*The exercise*: Copy out all lines where "this" appears.

*Exercise inputs*:
[start]

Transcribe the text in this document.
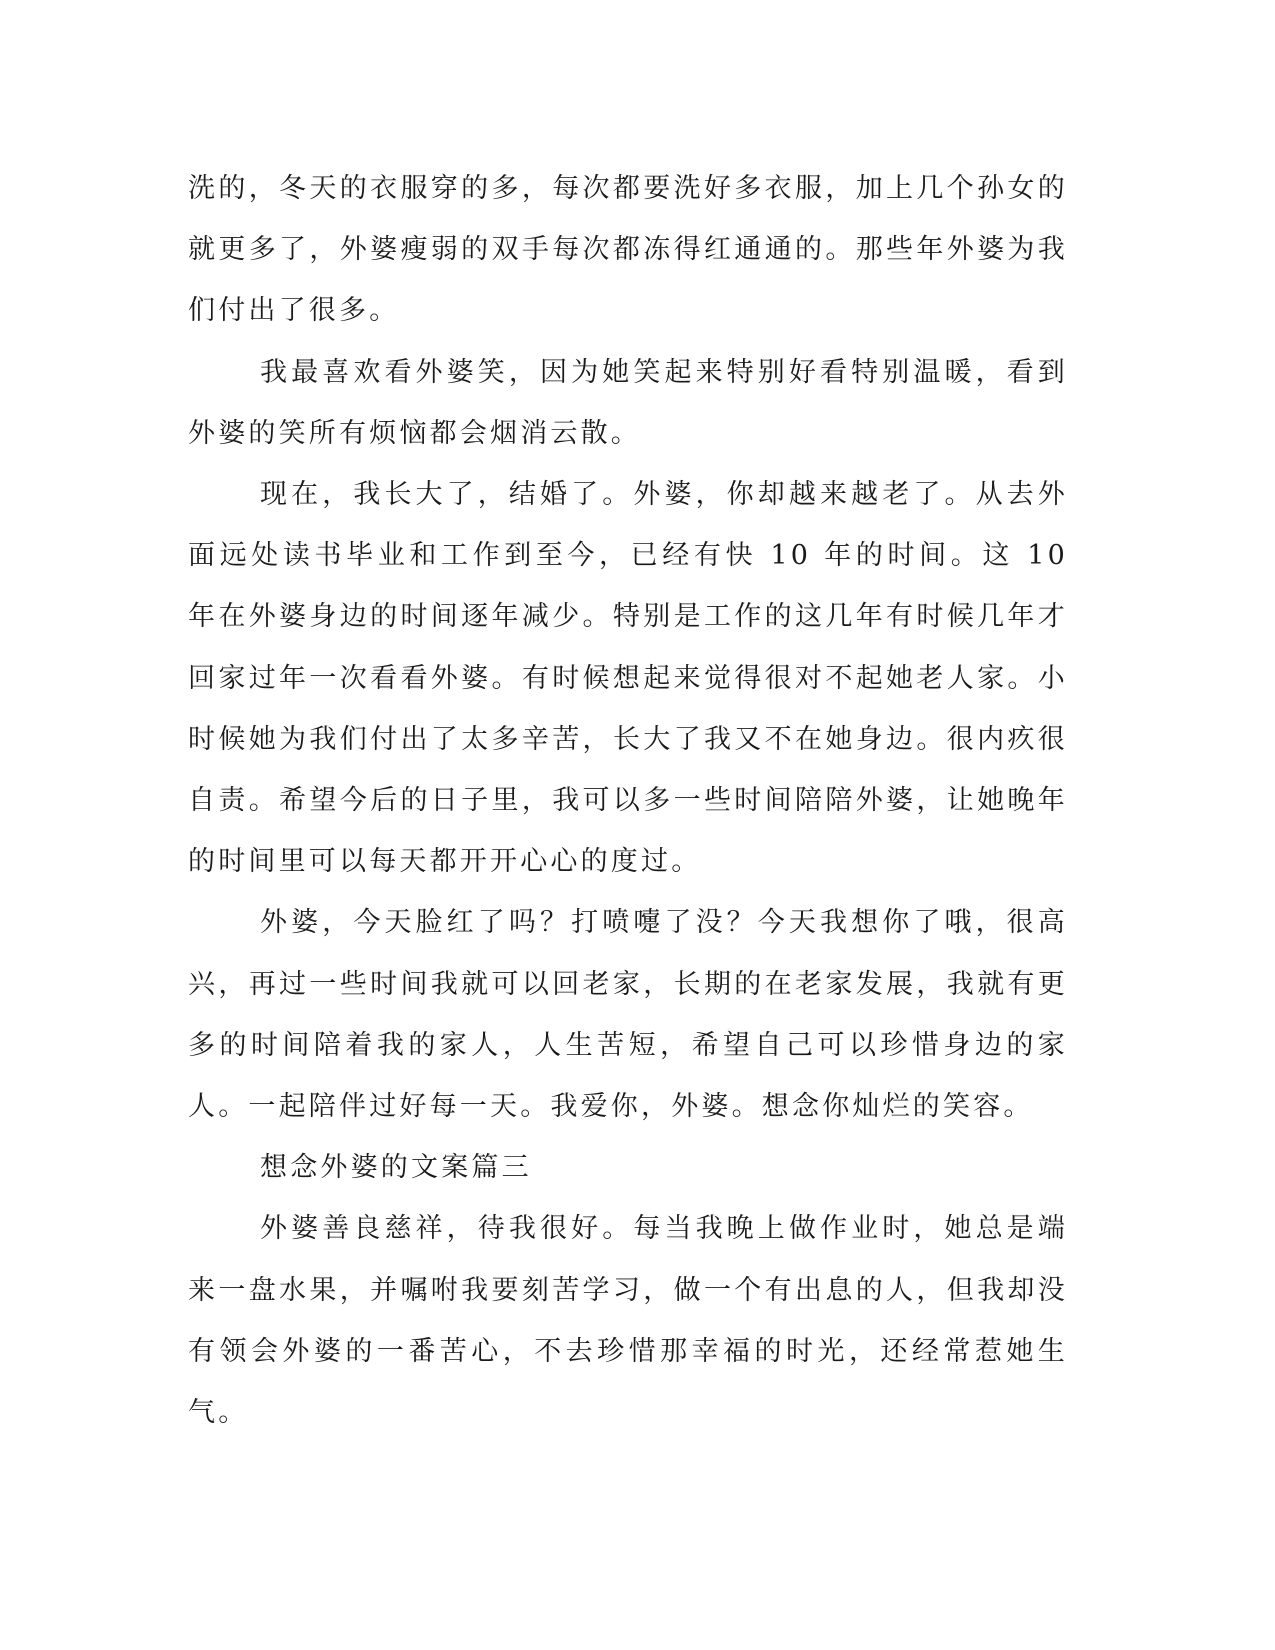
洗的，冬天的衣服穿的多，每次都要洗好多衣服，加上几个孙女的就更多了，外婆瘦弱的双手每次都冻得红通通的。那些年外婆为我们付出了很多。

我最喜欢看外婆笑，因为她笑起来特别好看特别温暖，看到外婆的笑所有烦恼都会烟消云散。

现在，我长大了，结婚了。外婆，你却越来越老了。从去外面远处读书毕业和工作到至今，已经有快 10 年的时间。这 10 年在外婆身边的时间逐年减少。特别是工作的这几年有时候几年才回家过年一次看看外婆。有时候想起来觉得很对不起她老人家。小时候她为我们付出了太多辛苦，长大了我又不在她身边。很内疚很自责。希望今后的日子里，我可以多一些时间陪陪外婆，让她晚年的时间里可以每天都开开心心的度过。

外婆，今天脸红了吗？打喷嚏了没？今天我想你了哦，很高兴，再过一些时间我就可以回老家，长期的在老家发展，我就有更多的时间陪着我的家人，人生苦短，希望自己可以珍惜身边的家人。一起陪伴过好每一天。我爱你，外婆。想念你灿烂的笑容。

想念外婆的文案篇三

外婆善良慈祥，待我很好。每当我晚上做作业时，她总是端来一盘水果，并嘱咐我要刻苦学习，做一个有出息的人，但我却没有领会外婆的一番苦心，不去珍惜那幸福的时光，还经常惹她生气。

[end]
[start]

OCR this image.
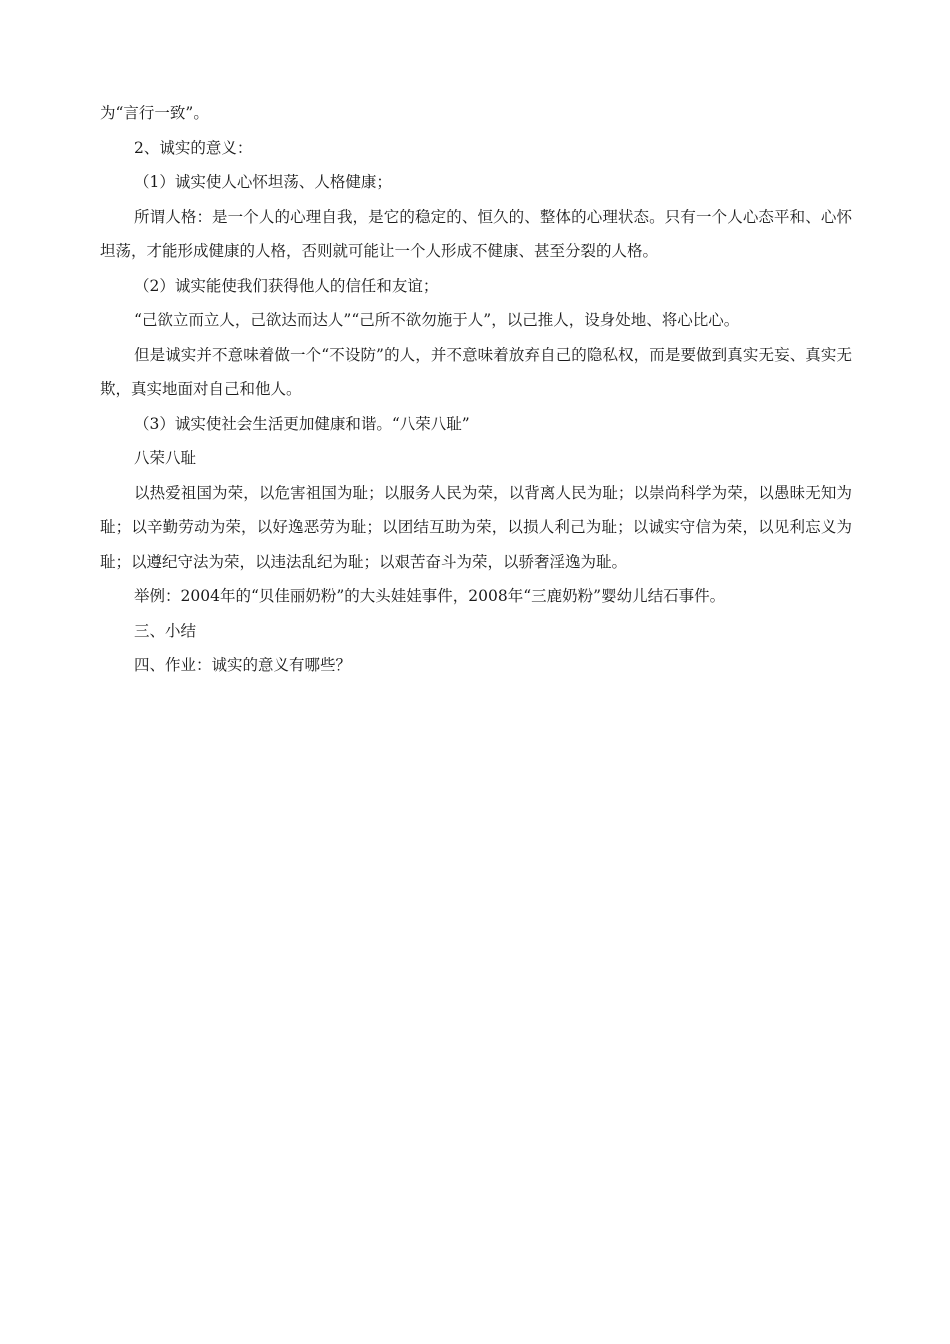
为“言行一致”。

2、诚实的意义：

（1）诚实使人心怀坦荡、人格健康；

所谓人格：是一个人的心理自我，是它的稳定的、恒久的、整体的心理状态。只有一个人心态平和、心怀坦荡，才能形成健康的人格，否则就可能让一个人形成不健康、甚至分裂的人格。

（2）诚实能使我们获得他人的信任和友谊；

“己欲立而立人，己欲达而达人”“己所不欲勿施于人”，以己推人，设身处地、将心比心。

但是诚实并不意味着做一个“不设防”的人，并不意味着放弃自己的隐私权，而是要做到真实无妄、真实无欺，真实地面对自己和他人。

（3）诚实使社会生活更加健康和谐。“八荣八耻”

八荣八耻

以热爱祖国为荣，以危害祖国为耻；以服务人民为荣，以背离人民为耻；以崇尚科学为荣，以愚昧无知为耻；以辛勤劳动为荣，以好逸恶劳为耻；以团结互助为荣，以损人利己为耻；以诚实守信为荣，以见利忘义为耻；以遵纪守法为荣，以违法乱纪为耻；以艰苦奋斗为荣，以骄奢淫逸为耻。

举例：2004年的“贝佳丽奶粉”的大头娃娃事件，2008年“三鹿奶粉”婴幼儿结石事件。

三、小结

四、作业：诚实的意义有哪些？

[end]

*Full output*:
Transcribe the text in this document.
OCR this image.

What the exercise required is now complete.